_EXERCISE TASK_
Output every record below exactly as it appears.

_PROVIDED DATA_
- - -

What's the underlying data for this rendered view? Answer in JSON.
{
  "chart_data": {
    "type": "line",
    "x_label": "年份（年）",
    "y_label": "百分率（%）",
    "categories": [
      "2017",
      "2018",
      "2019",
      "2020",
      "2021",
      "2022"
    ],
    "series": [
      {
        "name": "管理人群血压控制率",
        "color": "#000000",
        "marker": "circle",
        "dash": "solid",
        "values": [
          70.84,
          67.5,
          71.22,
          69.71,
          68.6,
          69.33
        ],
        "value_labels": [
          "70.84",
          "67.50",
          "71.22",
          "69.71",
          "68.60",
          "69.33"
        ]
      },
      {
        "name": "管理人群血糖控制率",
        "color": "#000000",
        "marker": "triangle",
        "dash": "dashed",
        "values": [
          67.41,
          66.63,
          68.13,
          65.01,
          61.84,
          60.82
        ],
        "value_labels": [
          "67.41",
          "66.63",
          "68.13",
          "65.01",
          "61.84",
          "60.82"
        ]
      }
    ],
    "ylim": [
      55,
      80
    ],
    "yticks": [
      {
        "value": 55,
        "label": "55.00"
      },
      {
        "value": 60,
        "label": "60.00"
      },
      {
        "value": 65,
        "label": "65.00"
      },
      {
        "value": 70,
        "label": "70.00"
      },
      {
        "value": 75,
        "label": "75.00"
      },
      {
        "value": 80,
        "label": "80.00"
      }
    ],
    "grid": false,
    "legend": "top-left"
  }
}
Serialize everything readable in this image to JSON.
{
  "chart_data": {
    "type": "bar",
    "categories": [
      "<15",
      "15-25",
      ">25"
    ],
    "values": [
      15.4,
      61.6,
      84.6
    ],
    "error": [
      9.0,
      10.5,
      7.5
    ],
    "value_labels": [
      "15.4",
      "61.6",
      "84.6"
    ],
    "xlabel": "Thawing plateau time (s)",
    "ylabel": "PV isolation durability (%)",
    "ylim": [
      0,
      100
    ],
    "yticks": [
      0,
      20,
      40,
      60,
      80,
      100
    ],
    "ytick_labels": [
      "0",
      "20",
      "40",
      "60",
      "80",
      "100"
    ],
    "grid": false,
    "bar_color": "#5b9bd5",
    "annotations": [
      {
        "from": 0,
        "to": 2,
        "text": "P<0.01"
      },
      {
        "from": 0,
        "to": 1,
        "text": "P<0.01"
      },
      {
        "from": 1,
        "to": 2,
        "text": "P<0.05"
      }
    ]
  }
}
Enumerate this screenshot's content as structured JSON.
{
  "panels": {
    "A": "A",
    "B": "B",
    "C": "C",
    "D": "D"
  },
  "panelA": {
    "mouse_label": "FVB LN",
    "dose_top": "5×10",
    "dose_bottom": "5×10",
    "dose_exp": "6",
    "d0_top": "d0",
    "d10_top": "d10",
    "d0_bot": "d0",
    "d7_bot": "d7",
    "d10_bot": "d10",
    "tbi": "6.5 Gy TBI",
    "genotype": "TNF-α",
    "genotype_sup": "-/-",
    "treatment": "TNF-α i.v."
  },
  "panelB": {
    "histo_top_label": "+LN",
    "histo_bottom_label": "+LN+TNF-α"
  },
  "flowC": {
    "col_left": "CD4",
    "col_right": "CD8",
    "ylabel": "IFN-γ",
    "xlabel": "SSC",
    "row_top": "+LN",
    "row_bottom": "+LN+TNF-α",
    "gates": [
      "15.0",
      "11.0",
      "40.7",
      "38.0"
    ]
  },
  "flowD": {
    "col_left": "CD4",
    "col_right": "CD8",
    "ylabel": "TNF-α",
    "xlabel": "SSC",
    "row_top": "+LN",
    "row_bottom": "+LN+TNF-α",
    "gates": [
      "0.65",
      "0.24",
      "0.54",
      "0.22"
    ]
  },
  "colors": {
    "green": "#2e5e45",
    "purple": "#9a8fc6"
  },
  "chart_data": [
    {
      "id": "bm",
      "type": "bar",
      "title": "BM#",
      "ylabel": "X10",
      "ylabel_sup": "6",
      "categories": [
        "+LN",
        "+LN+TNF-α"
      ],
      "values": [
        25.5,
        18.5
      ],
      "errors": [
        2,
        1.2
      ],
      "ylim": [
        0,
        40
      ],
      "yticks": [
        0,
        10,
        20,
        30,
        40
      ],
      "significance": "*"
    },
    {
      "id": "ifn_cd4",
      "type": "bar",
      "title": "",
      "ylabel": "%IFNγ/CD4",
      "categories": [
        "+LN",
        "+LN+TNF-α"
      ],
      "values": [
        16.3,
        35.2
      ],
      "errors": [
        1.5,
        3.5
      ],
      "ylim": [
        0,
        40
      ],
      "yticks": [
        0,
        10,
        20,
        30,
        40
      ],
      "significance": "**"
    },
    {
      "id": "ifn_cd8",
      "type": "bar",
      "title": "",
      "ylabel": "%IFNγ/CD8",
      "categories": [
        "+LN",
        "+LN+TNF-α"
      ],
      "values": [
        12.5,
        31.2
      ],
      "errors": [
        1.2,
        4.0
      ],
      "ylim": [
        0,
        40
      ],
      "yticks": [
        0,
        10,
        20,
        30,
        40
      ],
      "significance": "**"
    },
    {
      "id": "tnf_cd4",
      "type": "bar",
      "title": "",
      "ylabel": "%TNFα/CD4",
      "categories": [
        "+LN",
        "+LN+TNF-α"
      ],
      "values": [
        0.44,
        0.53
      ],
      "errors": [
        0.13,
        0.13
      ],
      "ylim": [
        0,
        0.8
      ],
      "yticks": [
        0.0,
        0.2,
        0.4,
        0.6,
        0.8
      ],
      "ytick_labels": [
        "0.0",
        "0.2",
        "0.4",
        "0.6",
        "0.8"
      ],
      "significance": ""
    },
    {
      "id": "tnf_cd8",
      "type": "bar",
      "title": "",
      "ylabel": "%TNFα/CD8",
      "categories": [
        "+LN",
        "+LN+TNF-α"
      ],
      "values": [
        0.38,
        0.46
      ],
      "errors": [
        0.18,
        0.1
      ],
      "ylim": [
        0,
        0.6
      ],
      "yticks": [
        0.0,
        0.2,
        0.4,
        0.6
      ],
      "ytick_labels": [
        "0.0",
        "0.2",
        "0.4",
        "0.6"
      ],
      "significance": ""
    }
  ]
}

- - -

_COMPLETE ANSWER_
What's the underlying data for this rendered view? Answer in JSON.
{
  "chart_data": {
    "type": "line",
    "x_label": "年份（年）",
    "y_label": "百分率（%）",
    "categories": [
      "2017",
      "2018",
      "2019",
      "2020",
      "2021",
      "2022"
    ],
    "series": [
      {
        "name": "管理人群血压控制率",
        "color": "#000000",
        "marker": "circle",
        "dash": "solid",
        "values": [
          70.84,
          67.5,
          71.22,
          69.71,
          68.6,
          69.33
        ],
        "value_labels": [
          "70.84",
          "67.50",
          "71.22",
          "69.71",
          "68.60",
          "69.33"
        ]
      },
      {
        "name": "管理人群血糖控制率",
        "color": "#000000",
        "marker": "triangle",
        "dash": "dashed",
        "values": [
          67.41,
          66.63,
          68.13,
          65.01,
          61.84,
          60.82
        ],
        "value_labels": [
          "67.41",
          "66.63",
          "68.13",
          "65.01",
          "61.84",
          "60.82"
        ]
      }
    ],
    "ylim": [
      55,
      80
    ],
    "yticks": [
      {
        "value": 55,
        "label": "55.00"
      },
      {
        "value": 60,
        "label": "60.00"
      },
      {
        "value": 65,
        "label": "65.00"
      },
      {
        "value": 70,
        "label": "70.00"
      },
      {
        "value": 75,
        "label": "75.00"
      },
      {
        "value": 80,
        "label": "80.00"
      }
    ],
    "grid": false,
    "legend": "top-left"
  }
}
Serialize everything readable in this image to JSON.
{
  "chart_data": {
    "type": "bar",
    "categories": [
      "<15",
      "15-25",
      ">25"
    ],
    "values": [
      15.4,
      61.6,
      84.6
    ],
    "error": [
      9.0,
      10.5,
      7.5
    ],
    "value_labels": [
      "15.4",
      "61.6",
      "84.6"
    ],
    "xlabel": "Thawing plateau time (s)",
    "ylabel": "PV isolation durability (%)",
    "ylim": [
      0,
      100
    ],
    "yticks": [
      0,
      20,
      40,
      60,
      80,
      100
    ],
    "ytick_labels": [
      "0",
      "20",
      "40",
      "60",
      "80",
      "100"
    ],
    "grid": false,
    "bar_color": "#5b9bd5",
    "annotations": [
      {
        "from": 0,
        "to": 2,
        "text": "P<0.01"
      },
      {
        "from": 0,
        "to": 1,
        "text": "P<0.01"
      },
      {
        "from": 1,
        "to": 2,
        "text": "P<0.05"
      }
    ]
  }
}
Enumerate this screenshot's content as structured JSON.
{
  "panels": {
    "A": "A",
    "B": "B",
    "C": "C",
    "D": "D"
  },
  "panelA": {
    "mouse_label": "FVB LN",
    "dose_top": "5×10",
    "dose_bottom": "5×10",
    "dose_exp": "6",
    "d0_top": "d0",
    "d10_top": "d10",
    "d0_bot": "d0",
    "d7_bot": "d7",
    "d10_bot": "d10",
    "tbi": "6.5 Gy TBI",
    "genotype": "TNF-α",
    "genotype_sup": "-/-",
    "treatment": "TNF-α i.v."
  },
  "panelB": {
    "histo_top_label": "+LN",
    "histo_bottom_label": "+LN+TNF-α"
  },
  "flowC": {
    "col_left": "CD4",
    "col_right": "CD8",
    "ylabel": "IFN-γ",
    "xlabel": "SSC",
    "row_top": "+LN",
    "row_bottom": "+LN+TNF-α",
    "gates": [
      "15.0",
      "11.0",
      "40.7",
      "38.0"
    ]
  },
  "flowD": {
    "col_left": "CD4",
    "col_right": "CD8",
    "ylabel": "TNF-α",
    "xlabel": "SSC",
    "row_top": "+LN",
    "row_bottom": "+LN+TNF-α",
    "gates": [
      "0.65",
      "0.24",
      "0.54",
      "0.22"
    ]
  },
  "colors": {
    "green": "#2e5e45",
    "purple": "#9a8fc6"
  },
  "chart_data": [
    {
      "id": "bm",
      "type": "bar",
      "title": "BM#",
      "ylabel": "X10",
      "ylabel_sup": "6",
      "categories": [
        "+LN",
        "+LN+TNF-α"
      ],
      "values": [
        25.5,
        18.5
      ],
      "errors": [
        2,
        1.2
      ],
      "ylim": [
        0,
        40
      ],
      "yticks": [
        0,
        10,
        20,
        30,
        40
      ],
      "significance": "*"
    },
    {
      "id": "ifn_cd4",
      "type": "bar",
      "title": "",
      "ylabel": "%IFNγ/CD4",
      "categories": [
        "+LN",
        "+LN+TNF-α"
      ],
      "values": [
        16.3,
        35.2
      ],
      "errors": [
        1.5,
        3.5
      ],
      "ylim": [
        0,
        40
      ],
      "yticks": [
        0,
        10,
        20,
        30,
        40
      ],
      "significance": "**"
    },
    {
      "id": "ifn_cd8",
      "type": "bar",
      "title": "",
      "ylabel": "%IFNγ/CD8",
      "categories": [
        "+LN",
        "+LN+TNF-α"
      ],
      "values": [
        12.5,
        31.2
      ],
      "errors": [
        1.2,
        4.0
      ],
      "ylim": [
        0,
        40
      ],
      "yticks": [
        0,
        10,
        20,
        30,
        40
      ],
      "significance": "**"
    },
    {
      "id": "tnf_cd4",
      "type": "bar",
      "title": "",
      "ylabel": "%TNFα/CD4",
      "categories": [
        "+LN",
        "+LN+TNF-α"
      ],
      "values": [
        0.44,
        0.53
      ],
      "errors": [
        0.13,
        0.13
      ],
      "ylim": [
        0,
        0.8
      ],
      "yticks": [
        0.0,
        0.2,
        0.4,
        0.6,
        0.8
      ],
      "ytick_labels": [
        "0.0",
        "0.2",
        "0.4",
        "0.6",
        "0.8"
      ],
      "significance": ""
    },
    {
      "id": "tnf_cd8",
      "type": "bar",
      "title": "",
      "ylabel": "%TNFα/CD8",
      "categories": [
        "+LN",
        "+LN+TNF-α"
      ],
      "values": [
        0.38,
        0.46
      ],
      "errors": [
        0.18,
        0.1
      ],
      "ylim": [
        0,
        0.6
      ],
      "yticks": [
        0.0,
        0.2,
        0.4,
        0.6
      ],
      "ytick_labels": [
        "0.0",
        "0.2",
        "0.4",
        "0.6"
      ],
      "significance": ""
    }
  ]
}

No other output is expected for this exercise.